_Task directions:_
Reproduce every line of the listing below verbatim.

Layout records
++++
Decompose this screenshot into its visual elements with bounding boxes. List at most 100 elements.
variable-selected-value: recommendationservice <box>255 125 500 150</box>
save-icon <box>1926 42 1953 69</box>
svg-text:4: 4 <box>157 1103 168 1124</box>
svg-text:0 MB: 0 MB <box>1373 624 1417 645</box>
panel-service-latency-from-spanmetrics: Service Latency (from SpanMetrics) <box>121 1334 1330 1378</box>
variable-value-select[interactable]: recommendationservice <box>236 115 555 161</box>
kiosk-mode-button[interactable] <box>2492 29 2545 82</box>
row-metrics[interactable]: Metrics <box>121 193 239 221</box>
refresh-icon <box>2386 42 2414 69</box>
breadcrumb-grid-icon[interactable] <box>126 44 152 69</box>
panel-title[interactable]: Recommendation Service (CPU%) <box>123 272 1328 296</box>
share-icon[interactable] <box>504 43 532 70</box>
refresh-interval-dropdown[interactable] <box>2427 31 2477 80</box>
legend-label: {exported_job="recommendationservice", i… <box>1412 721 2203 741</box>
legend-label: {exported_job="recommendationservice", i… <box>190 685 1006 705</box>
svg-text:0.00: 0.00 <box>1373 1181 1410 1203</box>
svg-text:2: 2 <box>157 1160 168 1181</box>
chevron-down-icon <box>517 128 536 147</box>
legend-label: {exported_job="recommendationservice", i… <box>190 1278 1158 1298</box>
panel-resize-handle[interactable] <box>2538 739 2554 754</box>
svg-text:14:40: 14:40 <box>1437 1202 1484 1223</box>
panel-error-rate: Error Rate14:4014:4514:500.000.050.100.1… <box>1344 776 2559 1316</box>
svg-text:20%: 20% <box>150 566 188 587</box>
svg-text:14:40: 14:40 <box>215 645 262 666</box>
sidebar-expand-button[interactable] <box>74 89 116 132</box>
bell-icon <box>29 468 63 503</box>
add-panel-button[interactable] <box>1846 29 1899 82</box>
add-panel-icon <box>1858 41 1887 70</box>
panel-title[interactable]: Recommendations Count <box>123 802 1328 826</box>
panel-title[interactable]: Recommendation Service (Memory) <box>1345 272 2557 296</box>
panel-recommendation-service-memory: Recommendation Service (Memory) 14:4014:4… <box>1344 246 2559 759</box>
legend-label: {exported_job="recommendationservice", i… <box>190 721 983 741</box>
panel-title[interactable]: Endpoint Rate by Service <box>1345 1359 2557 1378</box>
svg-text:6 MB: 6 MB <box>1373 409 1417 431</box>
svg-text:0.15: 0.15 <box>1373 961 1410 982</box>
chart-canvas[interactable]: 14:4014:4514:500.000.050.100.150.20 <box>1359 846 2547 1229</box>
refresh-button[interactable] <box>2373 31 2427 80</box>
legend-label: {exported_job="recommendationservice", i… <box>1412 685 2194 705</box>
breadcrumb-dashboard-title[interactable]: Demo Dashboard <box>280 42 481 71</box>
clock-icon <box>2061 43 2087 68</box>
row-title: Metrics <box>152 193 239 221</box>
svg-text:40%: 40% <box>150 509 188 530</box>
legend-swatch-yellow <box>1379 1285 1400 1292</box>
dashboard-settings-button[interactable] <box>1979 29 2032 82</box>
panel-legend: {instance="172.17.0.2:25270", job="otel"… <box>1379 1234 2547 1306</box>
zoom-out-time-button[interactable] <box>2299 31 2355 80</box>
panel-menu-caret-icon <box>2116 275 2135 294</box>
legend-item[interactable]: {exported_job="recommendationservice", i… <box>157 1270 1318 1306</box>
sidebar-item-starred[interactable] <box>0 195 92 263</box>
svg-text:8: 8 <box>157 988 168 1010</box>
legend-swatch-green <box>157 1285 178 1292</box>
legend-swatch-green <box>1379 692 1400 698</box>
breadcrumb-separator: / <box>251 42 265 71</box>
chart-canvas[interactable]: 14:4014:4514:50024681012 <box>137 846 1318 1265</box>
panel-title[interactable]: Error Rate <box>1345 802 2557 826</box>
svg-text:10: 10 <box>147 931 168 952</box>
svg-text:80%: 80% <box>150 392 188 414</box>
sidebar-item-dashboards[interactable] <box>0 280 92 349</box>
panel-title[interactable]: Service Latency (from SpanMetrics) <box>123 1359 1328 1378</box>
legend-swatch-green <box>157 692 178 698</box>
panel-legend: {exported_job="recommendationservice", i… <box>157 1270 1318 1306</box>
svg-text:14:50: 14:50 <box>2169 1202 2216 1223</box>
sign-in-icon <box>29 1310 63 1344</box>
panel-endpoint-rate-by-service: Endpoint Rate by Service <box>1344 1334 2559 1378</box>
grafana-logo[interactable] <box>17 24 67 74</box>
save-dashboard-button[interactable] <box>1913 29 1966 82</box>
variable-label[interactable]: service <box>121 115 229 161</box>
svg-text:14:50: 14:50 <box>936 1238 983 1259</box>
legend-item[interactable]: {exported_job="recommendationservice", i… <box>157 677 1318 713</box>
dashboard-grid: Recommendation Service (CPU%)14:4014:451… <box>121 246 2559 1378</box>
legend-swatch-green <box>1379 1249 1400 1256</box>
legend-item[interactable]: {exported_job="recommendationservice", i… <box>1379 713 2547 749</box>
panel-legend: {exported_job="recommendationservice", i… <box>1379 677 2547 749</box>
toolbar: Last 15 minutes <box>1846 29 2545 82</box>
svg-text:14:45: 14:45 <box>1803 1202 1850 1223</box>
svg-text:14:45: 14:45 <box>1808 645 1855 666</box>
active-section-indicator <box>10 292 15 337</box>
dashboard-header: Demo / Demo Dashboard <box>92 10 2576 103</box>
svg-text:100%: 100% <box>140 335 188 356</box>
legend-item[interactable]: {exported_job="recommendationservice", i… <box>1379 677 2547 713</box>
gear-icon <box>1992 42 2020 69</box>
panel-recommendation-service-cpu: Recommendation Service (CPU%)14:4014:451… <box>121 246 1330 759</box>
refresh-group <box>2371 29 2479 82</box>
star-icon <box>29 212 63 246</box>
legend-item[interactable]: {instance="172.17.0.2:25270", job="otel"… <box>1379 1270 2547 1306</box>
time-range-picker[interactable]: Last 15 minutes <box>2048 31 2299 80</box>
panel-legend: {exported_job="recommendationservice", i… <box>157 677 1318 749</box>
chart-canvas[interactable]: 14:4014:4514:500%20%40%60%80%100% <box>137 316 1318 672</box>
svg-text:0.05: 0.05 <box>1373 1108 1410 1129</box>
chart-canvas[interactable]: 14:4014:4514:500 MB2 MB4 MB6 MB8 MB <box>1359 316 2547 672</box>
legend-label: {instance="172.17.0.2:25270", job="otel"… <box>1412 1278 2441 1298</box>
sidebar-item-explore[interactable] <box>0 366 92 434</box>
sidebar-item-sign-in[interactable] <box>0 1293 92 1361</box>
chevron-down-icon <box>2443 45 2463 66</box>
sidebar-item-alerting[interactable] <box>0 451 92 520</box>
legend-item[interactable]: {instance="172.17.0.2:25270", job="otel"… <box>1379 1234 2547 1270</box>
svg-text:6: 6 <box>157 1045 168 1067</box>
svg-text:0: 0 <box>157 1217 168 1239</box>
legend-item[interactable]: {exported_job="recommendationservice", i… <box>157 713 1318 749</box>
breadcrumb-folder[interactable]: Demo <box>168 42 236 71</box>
++++
_Problem solution:_
Decompose this screenshot into its visual elements with bounding boxes. List at most 100 elements.
variable-selected-value: recommendationservice <box>255 125 500 150</box>
save-icon <box>1926 42 1953 69</box>
svg-text:4: 4 <box>157 1103 168 1124</box>
svg-text:0 MB: 0 MB <box>1373 624 1417 645</box>
panel-service-latency-from-spanmetrics: Service Latency (from SpanMetrics) <box>121 1334 1330 1378</box>
variable-value-select[interactable]: recommendationservice <box>236 115 555 161</box>
kiosk-mode-button[interactable] <box>2492 29 2545 82</box>
row-metrics[interactable]: Metrics <box>121 193 239 221</box>
refresh-icon <box>2386 42 2414 69</box>
breadcrumb-grid-icon[interactable] <box>126 44 152 69</box>
panel-title[interactable]: Recommendation Service (CPU%) <box>123 272 1328 296</box>
share-icon[interactable] <box>504 43 532 70</box>
refresh-interval-dropdown[interactable] <box>2427 31 2477 80</box>
legend-label: {exported_job="recommendationservice", i… <box>1412 721 2203 741</box>
legend-label: {exported_job="recommendationservice", i… <box>190 685 1006 705</box>
svg-text:0.00: 0.00 <box>1373 1181 1410 1203</box>
svg-text:2: 2 <box>157 1160 168 1181</box>
chevron-down-icon <box>517 128 536 147</box>
legend-label: {exported_job="recommendationservice", i… <box>190 1278 1158 1298</box>
panel-resize-handle[interactable] <box>2538 739 2554 754</box>
svg-text:14:40: 14:40 <box>1437 1202 1484 1223</box>
panel-error-rate: Error Rate14:4014:4514:500.000.050.100.1… <box>1344 776 2559 1316</box>
svg-text:20%: 20% <box>150 566 188 587</box>
svg-text:14:40: 14:40 <box>215 645 262 666</box>
sidebar-expand-button[interactable] <box>74 89 116 132</box>
bell-icon <box>29 468 63 503</box>
add-panel-button[interactable] <box>1846 29 1899 82</box>
add-panel-icon <box>1858 41 1887 70</box>
panel-title[interactable]: Recommendations Count <box>123 802 1328 826</box>
panel-title[interactable]: Recommendation Service (Memory) <box>1345 272 2557 296</box>
panel-recommendation-service-memory: Recommendation Service (Memory) 14:4014:4… <box>1344 246 2559 759</box>
legend-label: {exported_job="recommendationservice", i… <box>190 721 983 741</box>
panel-title[interactable]: Endpoint Rate by Service <box>1345 1359 2557 1378</box>
svg-text:6 MB: 6 MB <box>1373 409 1417 431</box>
svg-text:0.15: 0.15 <box>1373 961 1410 982</box>
chart-canvas[interactable]: 14:4014:4514:500.000.050.100.150.20 <box>1359 846 2547 1229</box>
refresh-button[interactable] <box>2373 31 2427 80</box>
legend-label: {exported_job="recommendationservice", i… <box>1412 685 2194 705</box>
breadcrumb-dashboard-title[interactable]: Demo Dashboard <box>280 42 481 71</box>
clock-icon <box>2061 43 2087 68</box>
row-title: Metrics <box>152 193 239 221</box>
svg-text:40%: 40% <box>150 509 188 530</box>
legend-swatch-yellow <box>1379 1285 1400 1292</box>
dashboard-settings-button[interactable] <box>1979 29 2032 82</box>
panel-legend: {instance="172.17.0.2:25270", job="otel"… <box>1379 1234 2547 1306</box>
zoom-out-time-button[interactable] <box>2299 31 2355 80</box>
panel-menu-caret-icon <box>2116 275 2135 294</box>
legend-item[interactable]: {exported_job="recommendationservice", i… <box>157 1270 1318 1306</box>
sidebar-item-starred[interactable] <box>0 195 92 263</box>
svg-text:8: 8 <box>157 988 168 1010</box>
legend-swatch-green <box>157 1285 178 1292</box>
legend-swatch-green <box>1379 692 1400 698</box>
breadcrumb-separator: / <box>251 42 265 71</box>
chart-canvas[interactable]: 14:4014:4514:50024681012 <box>137 846 1318 1265</box>
panel-title[interactable]: Error Rate <box>1345 802 2557 826</box>
svg-text:10: 10 <box>147 931 168 952</box>
svg-text:80%: 80% <box>150 392 188 414</box>
sidebar-item-dashboards[interactable] <box>0 280 92 349</box>
panel-title[interactable]: Service Latency (from SpanMetrics) <box>123 1359 1328 1378</box>
legend-swatch-green <box>157 692 178 698</box>
panel-legend: {exported_job="recommendationservice", i… <box>157 1270 1318 1306</box>
svg-text:14:50: 14:50 <box>2169 1202 2216 1223</box>
sign-in-icon <box>29 1310 63 1344</box>
panel-endpoint-rate-by-service: Endpoint Rate by Service <box>1344 1334 2559 1378</box>
grafana-logo[interactable] <box>17 24 67 74</box>
save-dashboard-button[interactable] <box>1913 29 1966 82</box>
variable-label[interactable]: service <box>121 115 229 161</box>
svg-text:14:50: 14:50 <box>936 1238 983 1259</box>
legend-item[interactable]: {exported_job="recommendationservice", i… <box>157 677 1318 713</box>
dashboard-grid: Recommendation Service (CPU%)14:4014:451… <box>121 246 2559 1378</box>
legend-swatch-green <box>1379 1249 1400 1256</box>
legend-item[interactable]: {exported_job="recommendationservice", i… <box>1379 713 2547 749</box>
panel-legend: {exported_job="recommendationservice", i… <box>1379 677 2547 749</box>
toolbar: Last 15 minutes <box>1846 29 2545 82</box>
svg-text:14:45: 14:45 <box>1803 1202 1850 1223</box>
svg-text:14:45: 14:45 <box>1808 645 1855 666</box>
active-section-indicator <box>10 292 15 337</box>
dashboard-header: Demo / Demo Dashboard <box>92 10 2576 103</box>
svg-text:100%: 100% <box>140 335 188 356</box>
legend-item[interactable]: {exported_job="recommendationservice", i… <box>1379 677 2547 713</box>
gear-icon <box>1992 42 2020 69</box>
panel-recommendation-service-cpu: Recommendation Service (CPU%)14:4014:451… <box>121 246 1330 759</box>
refresh-group <box>2371 29 2479 82</box>
star-icon <box>29 212 63 246</box>
legend-item[interactable]: {instance="172.17.0.2:25270", job="otel"… <box>1379 1270 2547 1306</box>
time-range-picker[interactable]: Last 15 minutes <box>2048 31 2299 80</box>
panel-legend: {exported_job="recommendationservice", i… <box>157 677 1318 749</box>
chart-canvas[interactable]: 14:4014:4514:500%20%40%60%80%100% <box>137 316 1318 672</box>
svg-text:0.05: 0.05 <box>1373 1108 1410 1129</box>
chart-canvas[interactable]: 14:4014:4514:500 MB2 MB4 MB6 MB8 MB <box>1359 316 2547 672</box>
legend-label: {instance="172.17.0.2:25270", job="otel"… <box>1412 1278 2441 1298</box>
sidebar-item-explore[interactable] <box>0 366 92 434</box>
sidebar-item-sign-in[interactable] <box>0 1293 92 1361</box>
chevron-down-icon <box>2443 45 2463 66</box>
sidebar-item-alerting[interactable] <box>0 451 92 520</box>
legend-item[interactable]: {instance="172.17.0.2:25270", job="otel"… <box>1379 1234 2547 1270</box>
svg-text:6: 6 <box>157 1045 168 1067</box>
svg-text:0: 0 <box>157 1217 168 1239</box>
legend-item[interactable]: {exported_job="recommendationservice", i… <box>157 713 1318 749</box>
breadcrumb-folder[interactable]: Demo <box>168 42 236 71</box>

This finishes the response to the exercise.